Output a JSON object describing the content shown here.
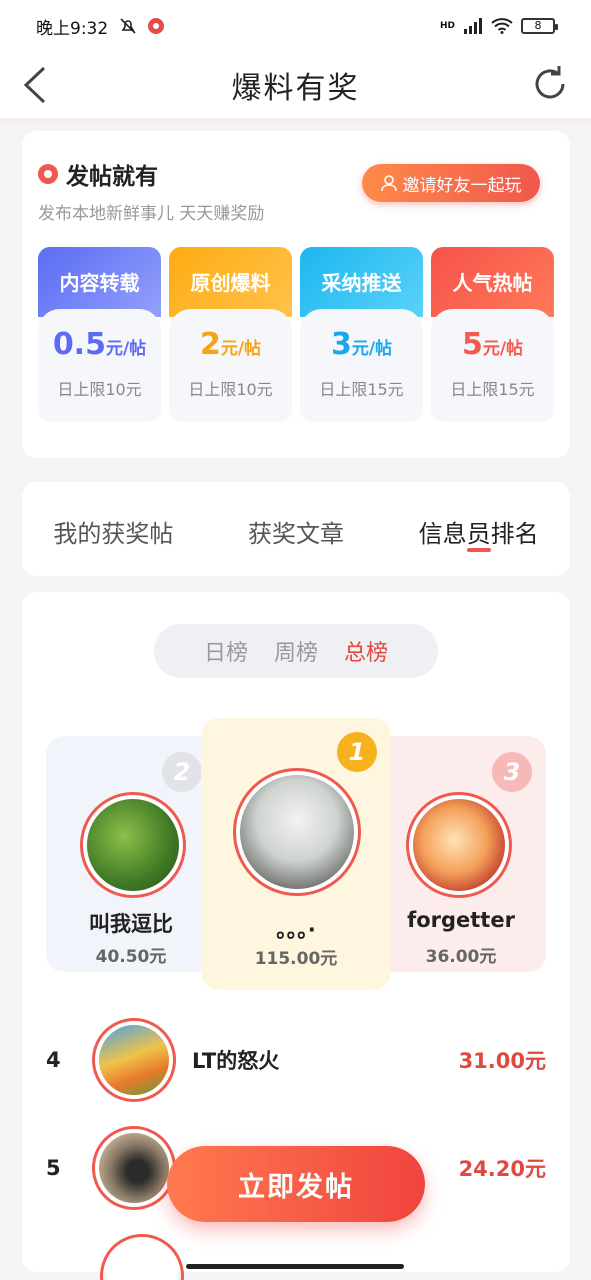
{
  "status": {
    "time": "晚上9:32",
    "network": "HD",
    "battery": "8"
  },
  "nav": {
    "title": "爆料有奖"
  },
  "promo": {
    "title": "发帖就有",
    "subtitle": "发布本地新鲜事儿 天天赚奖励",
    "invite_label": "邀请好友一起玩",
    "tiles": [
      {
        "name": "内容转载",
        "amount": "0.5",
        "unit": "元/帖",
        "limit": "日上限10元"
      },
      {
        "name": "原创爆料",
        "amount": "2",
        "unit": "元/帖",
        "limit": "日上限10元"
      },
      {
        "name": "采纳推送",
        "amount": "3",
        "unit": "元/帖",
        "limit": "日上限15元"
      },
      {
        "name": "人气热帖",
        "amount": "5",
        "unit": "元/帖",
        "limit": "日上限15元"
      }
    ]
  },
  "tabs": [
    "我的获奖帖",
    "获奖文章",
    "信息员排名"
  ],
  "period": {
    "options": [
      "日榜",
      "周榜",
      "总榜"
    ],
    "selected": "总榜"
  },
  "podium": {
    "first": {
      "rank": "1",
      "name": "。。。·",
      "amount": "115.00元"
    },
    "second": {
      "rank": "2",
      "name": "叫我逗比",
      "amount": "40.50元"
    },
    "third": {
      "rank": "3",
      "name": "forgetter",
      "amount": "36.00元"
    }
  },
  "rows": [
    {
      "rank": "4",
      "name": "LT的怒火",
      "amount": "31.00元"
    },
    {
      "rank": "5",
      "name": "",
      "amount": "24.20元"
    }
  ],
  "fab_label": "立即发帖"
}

————————

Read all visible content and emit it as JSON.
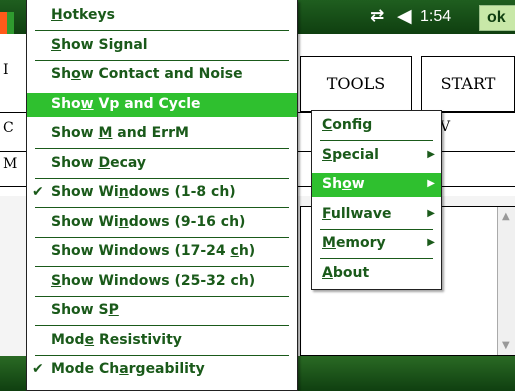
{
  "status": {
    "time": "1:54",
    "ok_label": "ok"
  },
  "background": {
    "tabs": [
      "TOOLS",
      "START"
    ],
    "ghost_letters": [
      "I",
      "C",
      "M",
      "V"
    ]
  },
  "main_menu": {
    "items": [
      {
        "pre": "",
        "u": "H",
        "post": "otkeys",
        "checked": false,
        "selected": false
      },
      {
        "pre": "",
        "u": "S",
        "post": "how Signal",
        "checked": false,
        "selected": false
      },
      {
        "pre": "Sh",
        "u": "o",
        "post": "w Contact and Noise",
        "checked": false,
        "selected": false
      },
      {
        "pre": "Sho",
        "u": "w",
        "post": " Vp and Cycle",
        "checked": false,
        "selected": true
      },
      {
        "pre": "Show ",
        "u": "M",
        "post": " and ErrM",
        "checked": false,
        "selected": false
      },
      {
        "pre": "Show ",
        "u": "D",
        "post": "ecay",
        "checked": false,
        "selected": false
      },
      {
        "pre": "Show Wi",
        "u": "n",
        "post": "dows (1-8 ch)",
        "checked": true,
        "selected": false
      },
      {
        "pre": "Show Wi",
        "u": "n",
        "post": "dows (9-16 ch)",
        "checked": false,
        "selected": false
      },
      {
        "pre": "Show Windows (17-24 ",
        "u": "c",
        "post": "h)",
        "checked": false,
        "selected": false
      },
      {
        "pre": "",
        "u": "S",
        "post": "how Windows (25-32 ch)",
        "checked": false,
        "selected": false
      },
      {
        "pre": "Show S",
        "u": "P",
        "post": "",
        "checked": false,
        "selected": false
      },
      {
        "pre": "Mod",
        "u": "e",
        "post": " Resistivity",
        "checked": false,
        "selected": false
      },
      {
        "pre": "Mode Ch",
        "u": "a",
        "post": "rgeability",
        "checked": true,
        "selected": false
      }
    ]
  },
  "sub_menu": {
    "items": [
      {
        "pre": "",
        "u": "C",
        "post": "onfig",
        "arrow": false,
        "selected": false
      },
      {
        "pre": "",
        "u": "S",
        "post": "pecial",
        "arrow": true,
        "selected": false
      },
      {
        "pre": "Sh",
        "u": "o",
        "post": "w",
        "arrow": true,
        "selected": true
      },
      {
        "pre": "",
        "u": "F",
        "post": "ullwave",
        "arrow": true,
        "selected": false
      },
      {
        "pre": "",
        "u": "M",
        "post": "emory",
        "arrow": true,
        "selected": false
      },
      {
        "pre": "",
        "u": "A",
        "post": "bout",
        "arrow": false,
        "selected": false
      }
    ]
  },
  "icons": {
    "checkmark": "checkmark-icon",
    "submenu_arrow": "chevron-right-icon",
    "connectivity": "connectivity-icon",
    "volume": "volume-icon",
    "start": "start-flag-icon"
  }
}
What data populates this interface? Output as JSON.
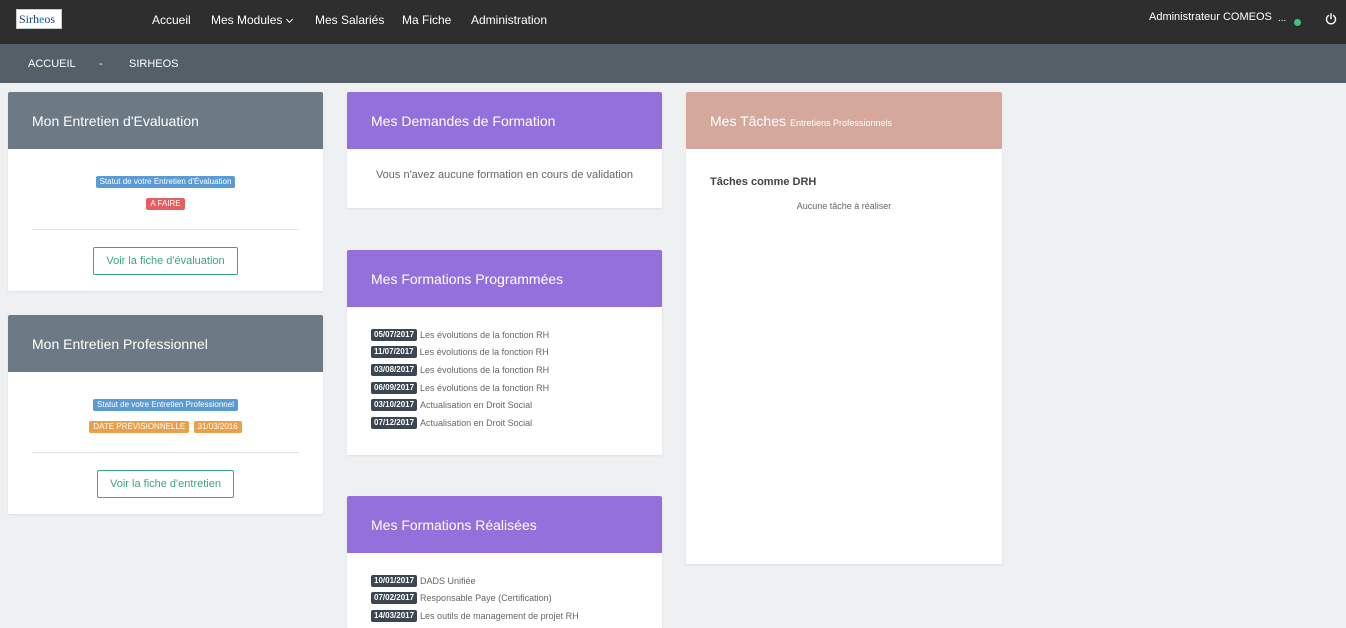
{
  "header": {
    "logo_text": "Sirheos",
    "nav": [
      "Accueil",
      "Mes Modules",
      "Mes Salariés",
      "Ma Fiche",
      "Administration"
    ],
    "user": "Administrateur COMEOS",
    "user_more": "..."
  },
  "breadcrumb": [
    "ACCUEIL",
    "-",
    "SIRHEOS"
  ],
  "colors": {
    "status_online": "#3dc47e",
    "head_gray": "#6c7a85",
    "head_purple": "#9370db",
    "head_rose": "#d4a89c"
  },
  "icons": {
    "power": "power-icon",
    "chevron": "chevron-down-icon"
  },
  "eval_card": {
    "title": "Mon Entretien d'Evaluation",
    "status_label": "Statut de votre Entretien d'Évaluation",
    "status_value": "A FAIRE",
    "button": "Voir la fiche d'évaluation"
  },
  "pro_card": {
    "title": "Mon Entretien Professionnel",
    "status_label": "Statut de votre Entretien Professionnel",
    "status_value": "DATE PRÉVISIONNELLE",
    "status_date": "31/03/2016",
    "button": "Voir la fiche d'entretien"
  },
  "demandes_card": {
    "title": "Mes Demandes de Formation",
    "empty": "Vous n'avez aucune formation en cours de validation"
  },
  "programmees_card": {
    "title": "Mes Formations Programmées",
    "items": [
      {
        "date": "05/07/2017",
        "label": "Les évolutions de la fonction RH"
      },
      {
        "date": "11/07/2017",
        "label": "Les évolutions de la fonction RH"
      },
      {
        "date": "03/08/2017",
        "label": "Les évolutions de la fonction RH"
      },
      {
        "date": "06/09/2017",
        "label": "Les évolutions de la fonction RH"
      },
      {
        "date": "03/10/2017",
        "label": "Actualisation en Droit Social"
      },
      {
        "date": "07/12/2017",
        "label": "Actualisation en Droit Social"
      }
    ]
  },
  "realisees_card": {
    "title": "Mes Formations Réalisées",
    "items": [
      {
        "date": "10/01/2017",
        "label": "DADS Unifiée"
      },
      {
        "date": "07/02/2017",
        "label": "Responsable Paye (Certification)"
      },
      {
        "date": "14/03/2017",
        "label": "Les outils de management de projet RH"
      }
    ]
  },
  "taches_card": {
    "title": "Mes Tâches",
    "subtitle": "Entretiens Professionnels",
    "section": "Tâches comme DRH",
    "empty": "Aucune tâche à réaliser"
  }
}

————————

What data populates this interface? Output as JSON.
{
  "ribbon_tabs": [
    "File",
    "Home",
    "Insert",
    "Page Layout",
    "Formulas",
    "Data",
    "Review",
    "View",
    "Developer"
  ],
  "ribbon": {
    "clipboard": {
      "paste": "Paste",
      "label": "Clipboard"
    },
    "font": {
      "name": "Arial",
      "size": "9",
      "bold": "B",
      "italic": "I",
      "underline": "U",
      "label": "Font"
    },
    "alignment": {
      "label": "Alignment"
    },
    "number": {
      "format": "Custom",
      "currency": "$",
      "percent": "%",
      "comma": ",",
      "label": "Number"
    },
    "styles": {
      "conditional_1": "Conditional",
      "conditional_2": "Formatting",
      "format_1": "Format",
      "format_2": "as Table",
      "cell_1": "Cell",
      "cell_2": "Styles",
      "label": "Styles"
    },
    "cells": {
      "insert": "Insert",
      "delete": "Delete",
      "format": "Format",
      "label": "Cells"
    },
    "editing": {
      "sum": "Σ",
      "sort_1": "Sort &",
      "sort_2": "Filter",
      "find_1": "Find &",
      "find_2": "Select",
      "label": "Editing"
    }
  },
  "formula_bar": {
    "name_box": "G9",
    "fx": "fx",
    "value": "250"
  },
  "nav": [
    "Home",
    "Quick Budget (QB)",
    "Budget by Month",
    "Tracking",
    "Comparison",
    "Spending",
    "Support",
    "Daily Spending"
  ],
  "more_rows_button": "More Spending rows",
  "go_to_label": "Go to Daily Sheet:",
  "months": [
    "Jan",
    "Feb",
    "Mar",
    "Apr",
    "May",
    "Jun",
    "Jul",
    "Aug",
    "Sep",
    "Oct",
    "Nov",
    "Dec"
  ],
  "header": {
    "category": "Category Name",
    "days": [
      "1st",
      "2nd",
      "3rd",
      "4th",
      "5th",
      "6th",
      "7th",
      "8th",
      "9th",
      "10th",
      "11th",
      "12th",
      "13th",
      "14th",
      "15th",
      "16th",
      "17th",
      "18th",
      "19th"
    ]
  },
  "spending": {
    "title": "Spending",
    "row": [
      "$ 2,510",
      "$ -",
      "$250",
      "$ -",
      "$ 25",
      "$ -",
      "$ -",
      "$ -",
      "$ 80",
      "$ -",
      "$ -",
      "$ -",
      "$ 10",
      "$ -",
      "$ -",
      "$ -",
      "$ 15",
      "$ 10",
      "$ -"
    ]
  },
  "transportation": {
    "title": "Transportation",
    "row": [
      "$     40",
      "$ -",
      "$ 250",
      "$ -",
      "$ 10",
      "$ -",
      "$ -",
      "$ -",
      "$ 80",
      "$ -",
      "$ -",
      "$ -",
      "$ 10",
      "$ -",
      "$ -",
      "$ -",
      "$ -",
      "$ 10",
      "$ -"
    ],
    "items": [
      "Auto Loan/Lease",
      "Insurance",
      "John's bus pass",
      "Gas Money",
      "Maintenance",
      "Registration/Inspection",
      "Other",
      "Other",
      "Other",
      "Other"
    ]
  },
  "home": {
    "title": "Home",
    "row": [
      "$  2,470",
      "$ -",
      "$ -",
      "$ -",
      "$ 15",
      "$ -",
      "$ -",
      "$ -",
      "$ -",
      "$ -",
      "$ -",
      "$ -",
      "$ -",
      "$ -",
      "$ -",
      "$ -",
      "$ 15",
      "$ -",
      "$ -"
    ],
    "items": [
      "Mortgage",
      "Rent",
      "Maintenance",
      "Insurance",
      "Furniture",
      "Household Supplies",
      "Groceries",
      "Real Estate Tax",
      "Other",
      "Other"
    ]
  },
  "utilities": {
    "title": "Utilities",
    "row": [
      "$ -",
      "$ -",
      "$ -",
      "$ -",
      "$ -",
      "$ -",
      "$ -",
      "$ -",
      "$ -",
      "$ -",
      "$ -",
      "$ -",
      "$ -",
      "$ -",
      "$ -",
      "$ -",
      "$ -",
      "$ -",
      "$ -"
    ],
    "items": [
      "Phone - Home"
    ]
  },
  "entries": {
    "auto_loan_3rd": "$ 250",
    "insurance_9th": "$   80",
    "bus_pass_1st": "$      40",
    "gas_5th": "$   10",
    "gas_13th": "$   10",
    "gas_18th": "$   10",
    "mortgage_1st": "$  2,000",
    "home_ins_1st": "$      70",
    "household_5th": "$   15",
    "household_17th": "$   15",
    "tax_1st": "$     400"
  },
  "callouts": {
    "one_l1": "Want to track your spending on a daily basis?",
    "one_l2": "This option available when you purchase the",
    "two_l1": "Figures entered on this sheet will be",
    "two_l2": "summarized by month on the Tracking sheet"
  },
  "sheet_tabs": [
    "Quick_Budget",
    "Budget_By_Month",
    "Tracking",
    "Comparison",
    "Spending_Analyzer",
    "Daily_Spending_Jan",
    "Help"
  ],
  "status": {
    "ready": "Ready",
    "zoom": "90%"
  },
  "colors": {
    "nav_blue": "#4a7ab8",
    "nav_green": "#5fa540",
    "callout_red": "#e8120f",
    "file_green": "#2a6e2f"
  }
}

————————

**THE REQUEST:** Make a copy of each line that contains the string "JSON".

**OUTPUT FOR THIS TASK:**
Output a JSON object describing the content shown here.
Read all visible content and emit it as JSON.
What data populates this interface? Output as JSON.
What data populates this interface? Output as JSON.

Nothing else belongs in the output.